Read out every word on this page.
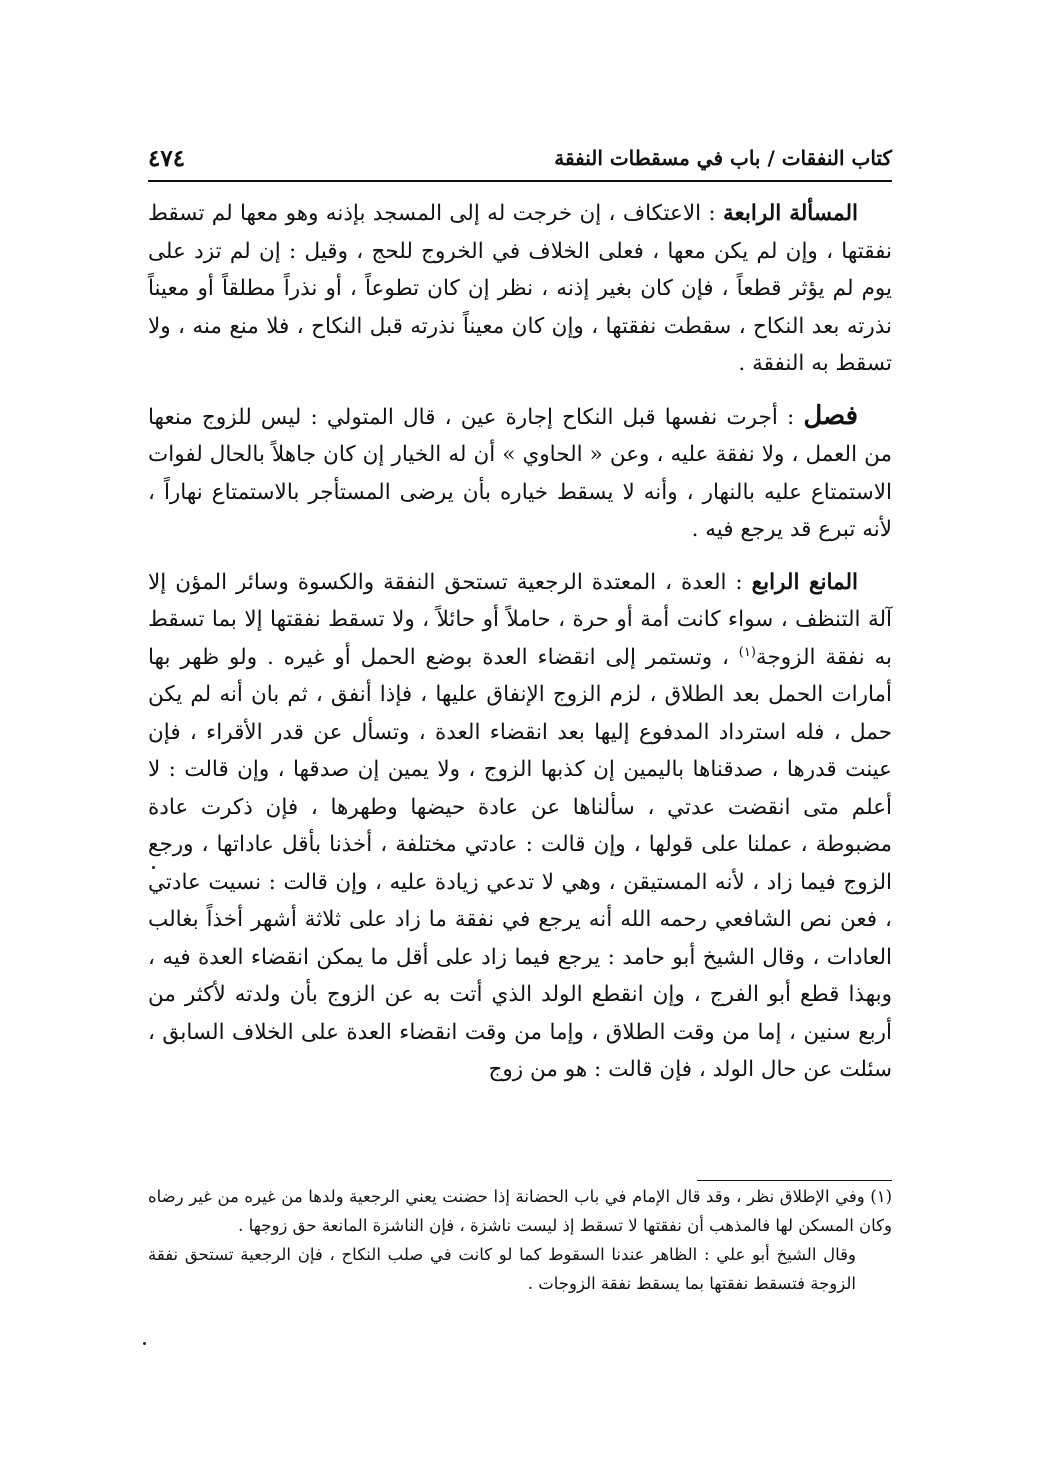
كتاب النفقات / باب في مسقطات النفقة
٤٧٤

المسألة الرابعة : الاعتكاف ، إن خرجت له إلى المسجد بإذنه وهو معها لم تسقط نفقتها ، وإن لم يكن معها ، فعلى الخلاف في الخروج للحج ، وقيل : إن لم تزد على يوم لم يؤثر قطعاً ، فإن كان بغير إذنه ، نظر إن كان تطوعاً ، أو نذراً مطلقاً أو معيناً نذرته بعد النكاح ، سقطت نفقتها ، وإن كان معيناً نذرته قبل النكاح ، فلا منع منه ، ولا تسقط به النفقة .

فصل : أجرت نفسها قبل النكاح إجارة عين ، قال المتولي : ليس للزوج منعها من العمل ، ولا نفقة عليه ، وعن « الحاوي » أن له الخيار إن كان جاهلاً بالحال لفوات الاستمتاع عليه بالنهار ، وأنه لا يسقط خياره بأن يرضى المستأجر بالاستمتاع نهاراً ، لأنه تبرع قد يرجع فيه .

المانع الرابع : العدة ، المعتدة الرجعية تستحق النفقة والكسوة وسائر المؤن إلا آلة التنظف ، سواء كانت أمة أو حرة ، حاملاً أو حائلاً ، ولا تسقط نفقتها إلا بما تسقط به نفقة الزوجة$^{(١)}$ ، وتستمر إلى انقضاء العدة بوضع الحمل أو غيره . ولو ظهر بها أمارات الحمل بعد الطلاق ، لزم الزوج الإنفاق عليها ، فإذا أنفق ، ثم بان أنه لم يكن حمل ، فله استرداد المدفوع إليها بعد انقضاء العدة ، وتسأل عن قدر الأقراء ، فإن عينت قدرها ، صدقناها باليمين إن كذبها الزوج ، ولا يمين إن صدقها ، وإن قالت : لا أعلم متى انقضت عدتي ، سألناها عن عادة حيضها وطهرها ، فإن ذكرت عادة مضبوطة ، عملنا على قولها ، وإن قالت : عادتي مختلفة ، أخذنا بأقل عاداتها ، ورجع الزوج فيما زاد ، لأنه المستيقن ، وهي لا تدعي زيادة عليه ، وإن قالت : نسيت عادتي ، فعن نص الشافعي رحمه الله أنه يرجع في نفقة ما زاد على ثلاثة أشهر أخذاً بغالب العادات ، وقال الشيخ أبو حامد : يرجع فيما زاد على أقل ما يمكن انقضاء العدة فيه ، وبهذا قطع أبو الفرج ، وإن انقطع الولد الذي أتت به عن الزوج بأن ولدته لأكثر من أربع سنين ، إما من وقت الطلاق ، وإما من وقت انقضاء العدة على الخلاف السابق ، سئلت عن حال الولد ، فإن قالت : هو من زوج

(١) وفي الإطلاق نظر ، وقد قال الإمام في باب الحضانة إذا حضنت يعني الرجعية ولدها من غيره من غير رضاه وكان المسكن لها فالمذهب أن نفقتها لا تسقط إذ ليست ناشزة ، فإن الناشزة المانعة حق زوجها .

وقال الشيخ أبو علي : الظاهر عندنا السقوط كما لو كانت في صلب النكاح ، فإن الرجعية تستحق نفقة الزوجة فتسقط نفقتها بما يسقط نفقة الزوجات .
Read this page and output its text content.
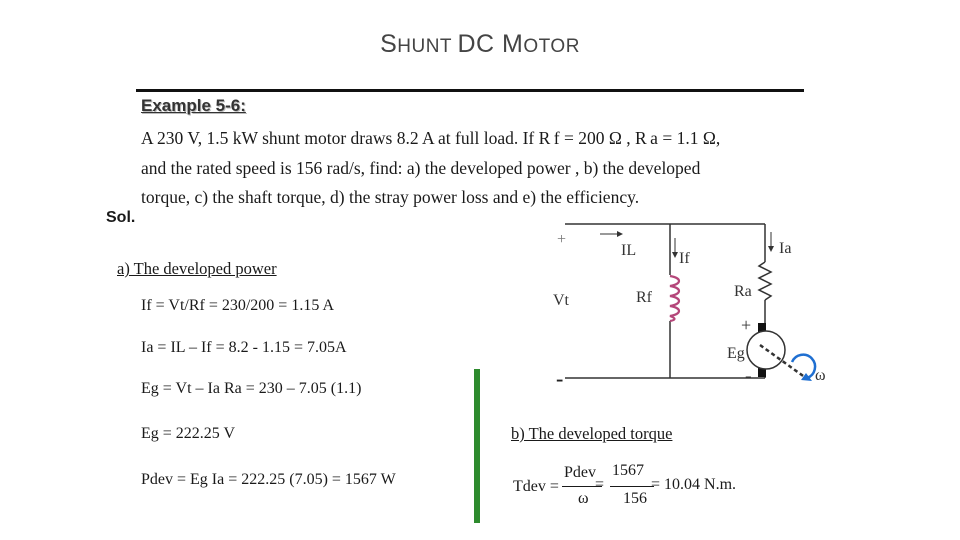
SHUNT DC MOTOR
Example 5-6:
A 230 V, 1.5 kW shunt motor draws 8.2 A at full load. If R f = 200 Ω , R a = 1.1 Ω,
and the rated speed is 156 rad/s, find: a) the developed power , b) the developed
torque, c) the shaft torque, d) the stray power loss and e) the efficiency.
Sol.
a) The developed power
If = Vt/Rf = 230/200 = 1.15 A
Ia = IL – If = 8.2 - 1.15 = 7.05A
Eg = Vt – Ia Ra = 230 – 7.05 (1.1)
Eg = 222.25 V
Pdev = Eg Ia = 222.25 (7.05) = 1567 W
b) The developed torque
Tdev =
Pdev
ω
=
1567
156
= 10.04 N.m.
+
-
IL	If
Ia
Vt	Rf	Ra
+
-
Eg
ω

---*---

Leave out the pictures and transcribe the entries above exactly.

Read out every word on this page.
كتاب النفقات / باب في مسقطات النفقة
٤٧٤

المسألة الرابعة : الاعتكاف ، إن خرجت له إلى المسجد بإذنه وهو معها لم تسقط نفقتها ، وإن لم يكن معها ، فعلى الخلاف في الخروج للحج ، وقيل : إن لم تزد على يوم لم يؤثر قطعاً ، فإن كان بغير إذنه ، نظر إن كان تطوعاً ، أو نذراً مطلقاً أو معيناً نذرته بعد النكاح ، سقطت نفقتها ، وإن كان معيناً نذرته قبل النكاح ، فلا منع منه ، ولا تسقط به النفقة .

فصل : أجرت نفسها قبل النكاح إجارة عين ، قال المتولي : ليس للزوج منعها من العمل ، ولا نفقة عليه ، وعن « الحاوي » أن له الخيار إن كان جاهلاً بالحال لفوات الاستمتاع عليه بالنهار ، وأنه لا يسقط خياره بأن يرضى المستأجر بالاستمتاع نهاراً ، لأنه تبرع قد يرجع فيه .

المانع الرابع : العدة ، المعتدة الرجعية تستحق النفقة والكسوة وسائر المؤن إلا آلة التنظف ، سواء كانت أمة أو حرة ، حاملاً أو حائلاً ، ولا تسقط نفقتها إلا بما تسقط به نفقة الزوجة$^{(١)}$ ، وتستمر إلى انقضاء العدة بوضع الحمل أو غيره . ولو ظهر بها أمارات الحمل بعد الطلاق ، لزم الزوج الإنفاق عليها ، فإذا أنفق ، ثم بان أنه لم يكن حمل ، فله استرداد المدفوع إليها بعد انقضاء العدة ، وتسأل عن قدر الأقراء ، فإن عينت قدرها ، صدقناها باليمين إن كذبها الزوج ، ولا يمين إن صدقها ، وإن قالت : لا أعلم متى انقضت عدتي ، سألناها عن عادة حيضها وطهرها ، فإن ذكرت عادة مضبوطة ، عملنا على قولها ، وإن قالت : عادتي مختلفة ، أخذنا بأقل عاداتها ، ورجع الزوج فيما زاد ، لأنه المستيقن ، وهي لا تدعي زيادة عليه ، وإن قالت : نسيت عادتي ، فعن نص الشافعي رحمه الله أنه يرجع في نفقة ما زاد على ثلاثة أشهر أخذاً بغالب العادات ، وقال الشيخ أبو حامد : يرجع فيما زاد على أقل ما يمكن انقضاء العدة فيه ، وبهذا قطع أبو الفرج ، وإن انقطع الولد الذي أتت به عن الزوج بأن ولدته لأكثر من أربع سنين ، إما من وقت الطلاق ، وإما من وقت انقضاء العدة على الخلاف السابق ، سئلت عن حال الولد ، فإن قالت : هو من زوج

(١) وفي الإطلاق نظر ، وقد قال الإمام في باب الحضانة إذا حضنت يعني الرجعية ولدها من غيره من غير رضاه وكان المسكن لها فالمذهب أن نفقتها لا تسقط إذ ليست ناشزة ، فإن الناشزة المانعة حق زوجها .

وقال الشيخ أبو علي : الظاهر عندنا السقوط كما لو كانت في صلب النكاح ، فإن الرجعية تستحق نفقة الزوجة فتسقط نفقتها بما يسقط نفقة الزوجات .
Read this page and output its text content.
SHUNT DC MOTOR
Example 5-6:
A 230 V, 1.5 kW shunt motor draws 8.2 A at full load. If R f = 200 Ω , R a = 1.1 Ω,
and the rated speed is 156 rad/s, find: a) the developed power , b) the developed
torque, c) the shaft torque, d) the stray power loss and e) the efficiency.
Sol.
a) The developed power
If = Vt/Rf = 230/200 = 1.15 A
Ia = IL – If = 8.2 - 1.15 = 7.05A
Eg = Vt – Ia Ra = 230 – 7.05 (1.1)
Eg = 222.25 V
Pdev = Eg Ia = 222.25 (7.05) = 1567 W
b) The developed torque
Tdev =
Pdev
ω
=
1567
156
= 10.04 N.m.
+
-
IL	If
Ia
Vt	Rf	Ra
+
-
Eg
ω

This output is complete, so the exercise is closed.